Raw records
——

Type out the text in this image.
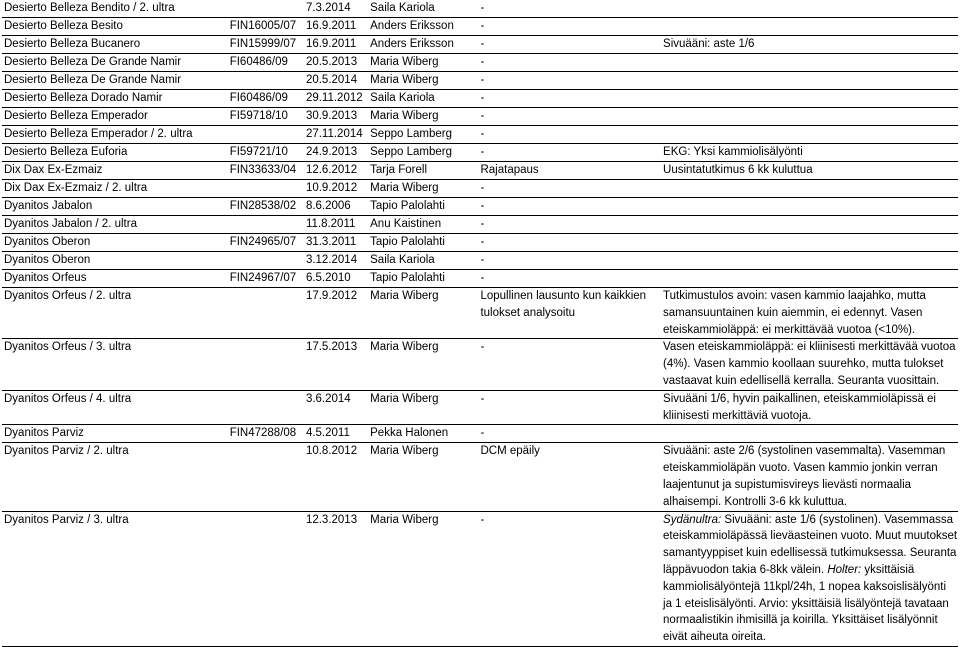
Desierto Belleza Bendito / 2. ultra		7.3.2014	Saila Kariola	-	
Desierto Belleza Besito	FIN16005/07	16.9.2011	Anders Eriksson	-	
Desierto Belleza Bucanero	FIN15999/07	16.9.2011	Anders Eriksson	-	Sivuääni: aste 1/6
Desierto Belleza De Grande Namir	FI60486/09	20.5.2013	Maria Wiberg	-	
Desierto Belleza De Grande Namir		20.5.2014	Maria Wiberg	-	
Desierto Belleza Dorado Namir	FI60486/09	29.11.2012	Saila Kariola	-	
Desierto Belleza Emperador	FI59718/10	30.9.2013	Maria Wiberg	-	
Desierto Belleza Emperador / 2. ultra		27.11.2014	Seppo Lamberg	-	
Desierto Belleza Euforia	FI59721/10	24.9.2013	Seppo Lamberg	-	EKG: Yksi kammiolisälyönti
Dix Dax Ex-Ezmaiz	FIN33633/04	12.6.2012	Tarja Forell	Rajatapaus	Uusintatutkimus 6 kk kuluttua
Dix Dax Ex-Ezmaiz / 2. ultra		10.9.2012	Maria Wiberg	-	
Dyanitos Jabalon	FIN28538/02	8.6.2006	Tapio Palolahti	-	
Dyanitos Jabalon / 2. ultra		11.8.2011	Anu Kaistinen	-	
Dyanitos Oberon	FIN24965/07	31.3.2011	Tapio Palolahti	-	
Dyanitos Oberon		3.12.2014	Saila Kariola	-	
Dyanitos Orfeus	FIN24967/07	6.5.2010	Tapio Palolahti	-	
Dyanitos Orfeus / 2. ultra		17.9.2012	Maria Wiberg	Lopullinen lausunto kun kaikkien tulokset analysoitu	Tutkimustulos avoin: vasen kammio laajahko, mutta samansuuntainen kuin aiemmin, ei edennyt. Vasen eteiskammioläppä: ei merkittävää vuotoa (<10%).
Dyanitos Orfeus / 3. ultra		17.5.2013	Maria Wiberg	-	Vasen eteiskammioläppä: ei kliinisesti merkittävää vuotoa (4%). Vasen kammio koollaan suurehko, mutta tulokset vastaavat kuin edellisellä kerralla. Seuranta vuosittain.
Dyanitos Orfeus / 4. ultra		3.6.2014	Maria Wiberg	-	Sivuääni 1/6, hyvin paikallinen, eteiskammioläpissä ei kliinisesti merkittäviä vuotoja.
Dyanitos Parviz	FIN47288/08	4.5.2011	Pekka Halonen	-	
Dyanitos Parviz / 2. ultra		10.8.2012	Maria Wiberg	DCM epäily	Sivuääni: aste 2/6 (systolinen vasemmalta). Vasemman eteiskammioläpän vuoto. Vasen kammio jonkin verran laajentunut ja supistumisvireys lievästi normaalia alhaisempi. Kontrolli 3-6 kk kuluttua.
Dyanitos Parviz / 3. ultra		12.3.2013	Maria Wiberg	-	Sydänultra: Sivuääni: aste 1/6 (systolinen). Vasemmassa eteiskammioläpässä lieväasteinen vuoto. Muut muutokset samantyyppiset kuin edellisessä tutkimuksessa. Seuranta läppävuodon takia 6-8kk välein. Holter: yksittäisiä kammiolisälyöntejä 11kpl/24h, 1 nopea kaksoislisälyönti ja 1 eteislisälyönti. Arvio: yksittäisiä lisälyöntejä tavataan normaalistikin ihmisillä ja koirilla. Yksittäiset lisälyönnit eivät aiheuta oireita.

——

=== DIRECTION ===
From the data above, gather every line that includes the word "Ezmaiz".

=== WRITTEN SOLUTION ===
Dix Dax Ex-Ezmaiz	FIN33633/04	12.6.2012	Tarja Forell	Rajatapaus	Uusintatutkimus 6 kk kuluttua
Dix Dax Ex-Ezmaiz / 2. ultra		10.9.2012	Maria Wiberg	-	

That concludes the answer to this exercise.